Data records

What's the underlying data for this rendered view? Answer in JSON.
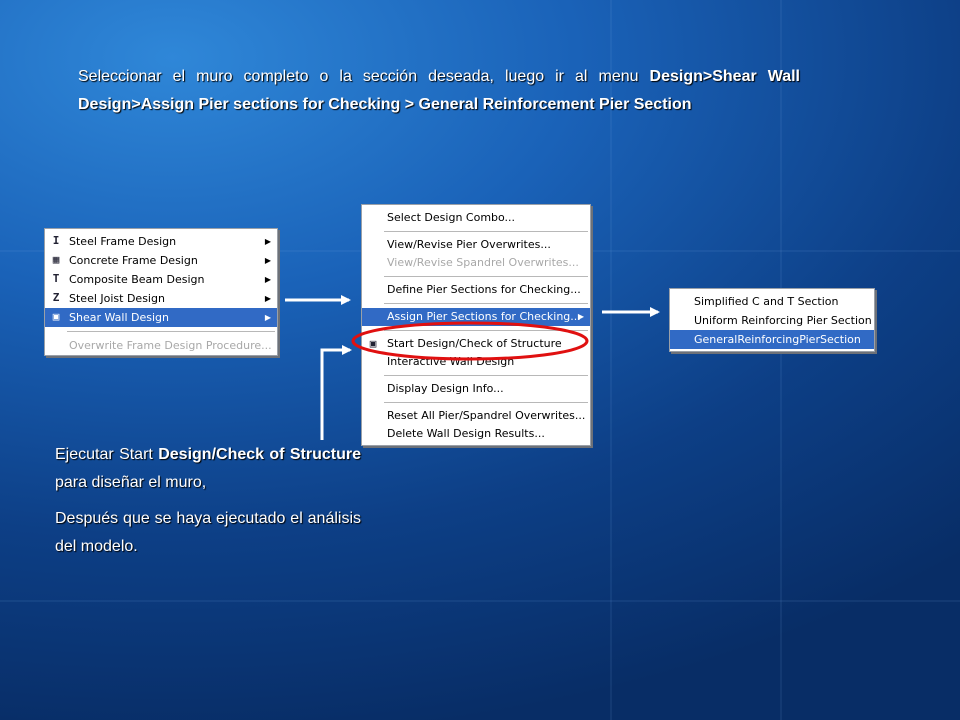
{
  "intro": {
    "text": "Seleccionar el muro completo o la sección deseada, luego ir al menu ",
    "bold": "Design>Shear Wall Design>Assign Pier sections for Checking > General Reinforcement Pier Section"
  },
  "menu1": {
    "items": [
      {
        "label": "Steel Frame Design",
        "icon": "steel-frame-icon",
        "glyph": "I"
      },
      {
        "label": "Concrete Frame Design",
        "icon": "concrete-frame-icon",
        "glyph": "▦"
      },
      {
        "label": "Composite Beam Design",
        "icon": "composite-beam-icon",
        "glyph": "T"
      },
      {
        "label": "Steel Joist Design",
        "icon": "steel-joist-icon",
        "glyph": "Z"
      },
      {
        "label": "Shear Wall Design",
        "icon": "shear-wall-icon",
        "glyph": "▣"
      },
      {
        "label": "Overwrite Frame Design Procedure..."
      }
    ]
  },
  "menu2": {
    "items": [
      {
        "label": "Select Design Combo..."
      },
      {
        "label": "View/Revise Pier Overwrites..."
      },
      {
        "label": "View/Revise Spandrel Overwrites..."
      },
      {
        "label": "Define Pier Sections for Checking..."
      },
      {
        "label": "Assign Pier Sections for Checking..."
      },
      {
        "label": "Start Design/Check of Structure",
        "icon": "start-design-icon",
        "glyph": "▣"
      },
      {
        "label": "Interactive Wall Design"
      },
      {
        "label": "Display Design Info..."
      },
      {
        "label": "Reset All Pier/Spandrel Overwrites..."
      },
      {
        "label": "Delete Wall Design Results..."
      }
    ]
  },
  "menu3": {
    "items": [
      {
        "label": "Simplified C and T Section"
      },
      {
        "label": "Uniform Reinforcing Pier Section"
      },
      {
        "label": "GeneralReinforcingPierSection"
      }
    ]
  },
  "note1": {
    "a": "Ejecutar Start ",
    "b": "Design/Check of Structure",
    "c": " para diseñar el muro,"
  },
  "note2": {
    "text": "Después que se haya ejecutado el análisis del modelo."
  },
  "colors": {
    "highlight": "#316ac5",
    "circle": "#e01010",
    "arrow": "#ffffff"
  }
}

◆ Set task:
Determine how many lines in the listing above hold the string "Structure", then write only the number.

◆ Task answer:
2